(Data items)
* START *

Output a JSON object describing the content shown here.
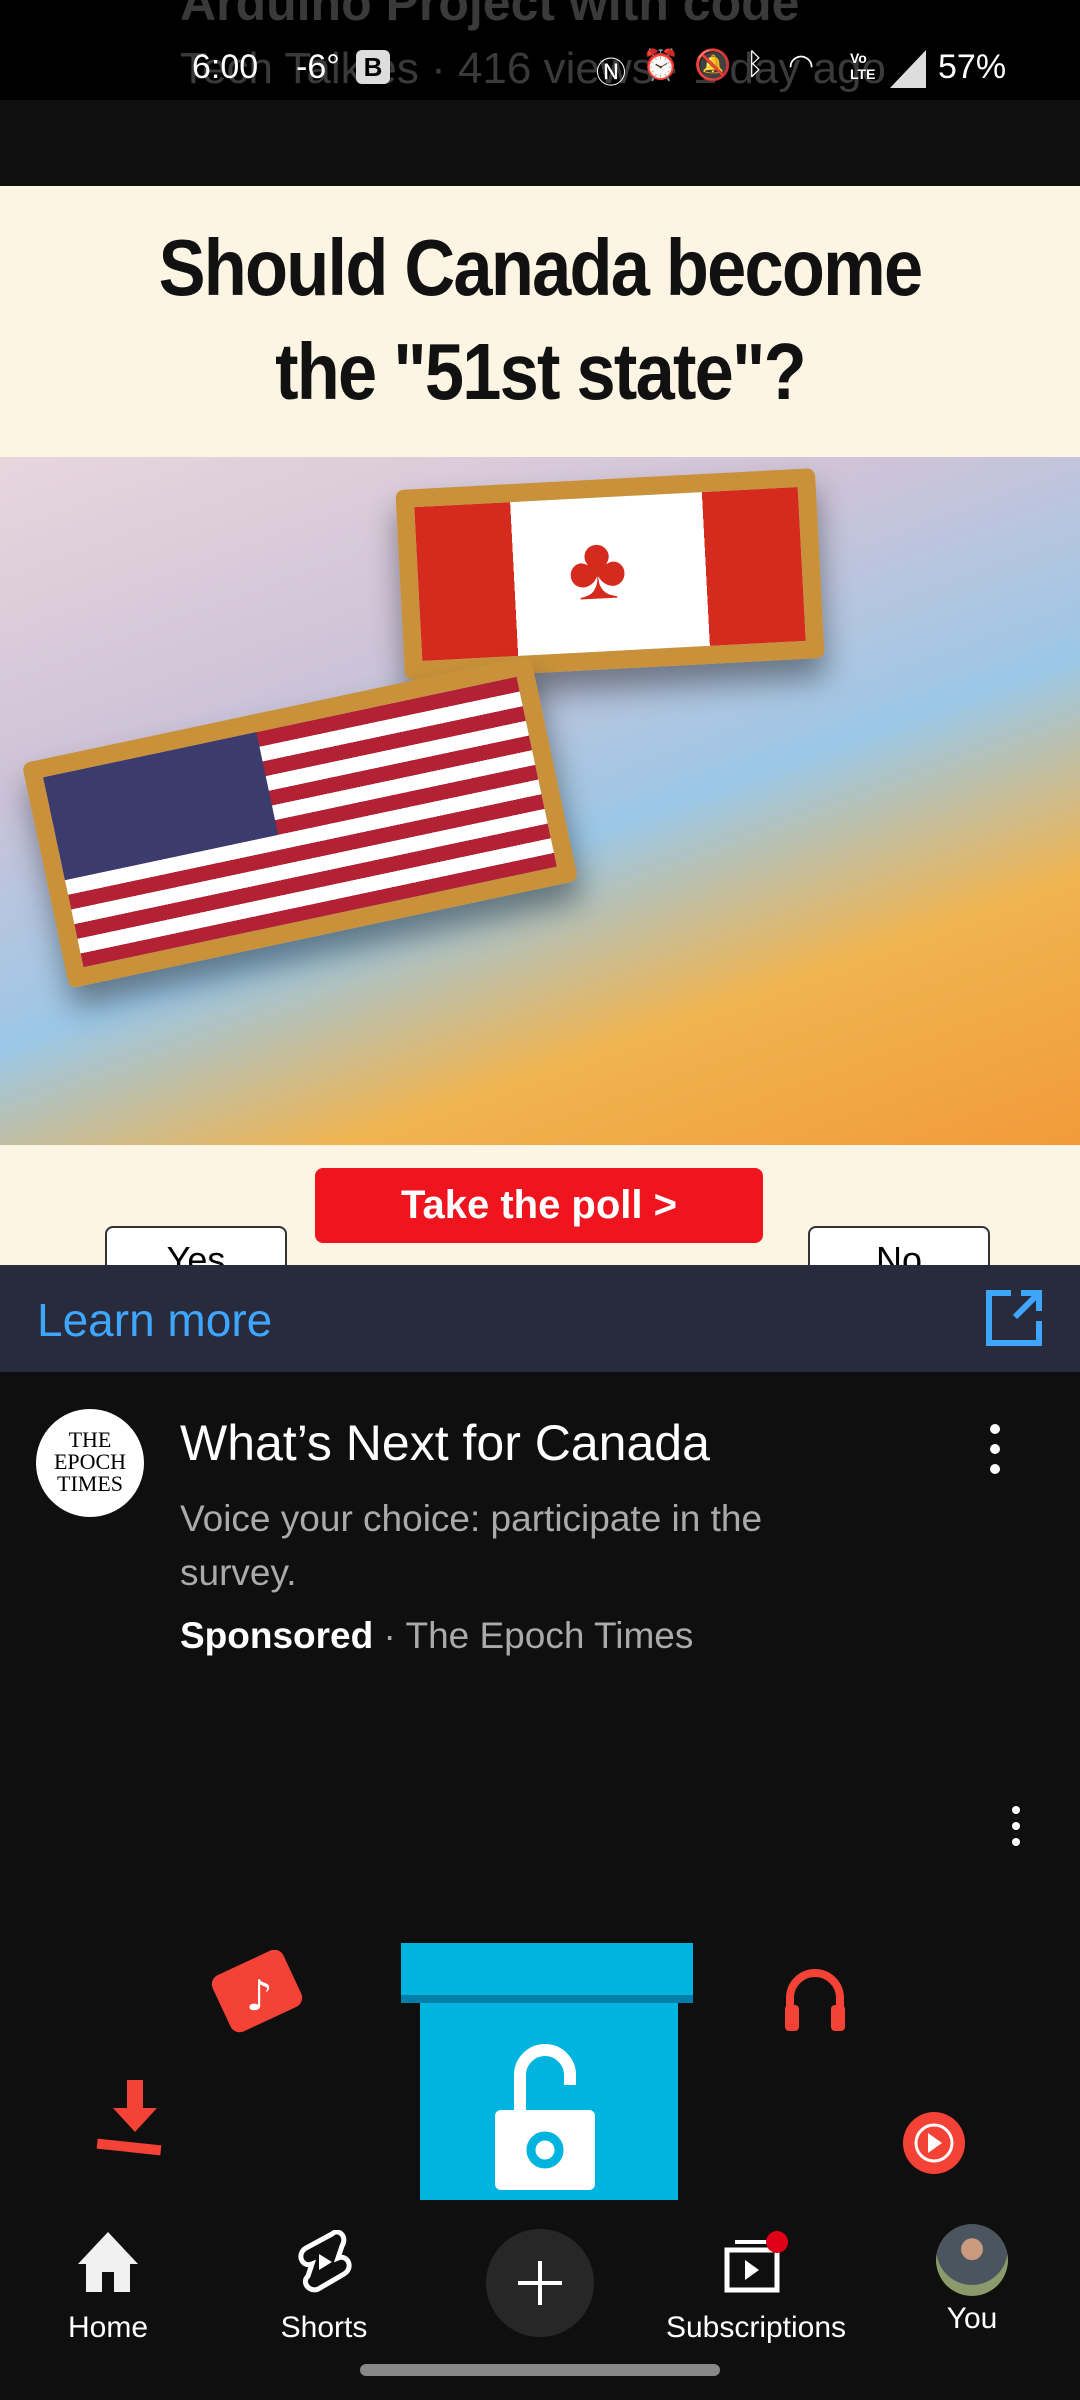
{
  "background_video": {
    "title": "Arduino Project with code",
    "meta": "Tech Talkies · 416 views · 1 day ago"
  },
  "status_bar": {
    "time": "6:00",
    "temperature": "-6°",
    "battery": "57%",
    "icons": [
      "b-icon",
      "nfc-icon",
      "alarm-icon",
      "mute-icon",
      "bluetooth-icon",
      "wifi-icon",
      "volte-icon",
      "signal-icon"
    ]
  },
  "ad": {
    "headline_line1": "Should Canada become",
    "headline_line2": "the \"51st state\"?",
    "yes_label": "Yes",
    "no_label": "No",
    "cta": "Take the poll >",
    "learn_more": "Learn more"
  },
  "ad_info": {
    "logo_text": "THE EPOCH TIMES",
    "title": "What’s Next for Canada",
    "description": "Voice your choice: participate in the survey.",
    "sponsored": "Sponsored",
    "advertiser": "The Epoch Times"
  },
  "nav": {
    "items": [
      {
        "label": "Home"
      },
      {
        "label": "Shorts"
      },
      {
        "label": ""
      },
      {
        "label": "Subscriptions"
      },
      {
        "label": "You"
      }
    ]
  },
  "colors": {
    "accent_blue": "#3ea6ff",
    "cta_red": "#f0141e",
    "promo_blue": "#00b4e0",
    "icon_red": "#f44336"
  }
}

* END *

- Problem description -
Repeat the material above verbatim. Leave the pictures behind.

- Exercise result -
Output a JSON object describing the content shown here.
{
  "background_video": {
    "title": "Arduino Project with code",
    "meta": "Tech Talkies · 416 views · 1 day ago"
  },
  "status_bar": {
    "time": "6:00",
    "temperature": "-6°",
    "battery": "57%",
    "icons": [
      "b-icon",
      "nfc-icon",
      "alarm-icon",
      "mute-icon",
      "bluetooth-icon",
      "wifi-icon",
      "volte-icon",
      "signal-icon"
    ]
  },
  "ad": {
    "headline_line1": "Should Canada become",
    "headline_line2": "the \"51st state\"?",
    "yes_label": "Yes",
    "no_label": "No",
    "cta": "Take the poll >",
    "learn_more": "Learn more"
  },
  "ad_info": {
    "logo_text": "THE EPOCH TIMES",
    "title": "What’s Next for Canada",
    "description": "Voice your choice: participate in the survey.",
    "sponsored": "Sponsored",
    "advertiser": "The Epoch Times"
  },
  "nav": {
    "items": [
      {
        "label": "Home"
      },
      {
        "label": "Shorts"
      },
      {
        "label": ""
      },
      {
        "label": "Subscriptions"
      },
      {
        "label": "You"
      }
    ]
  },
  "colors": {
    "accent_blue": "#3ea6ff",
    "cta_red": "#f0141e",
    "promo_blue": "#00b4e0",
    "icon_red": "#f44336"
  }
}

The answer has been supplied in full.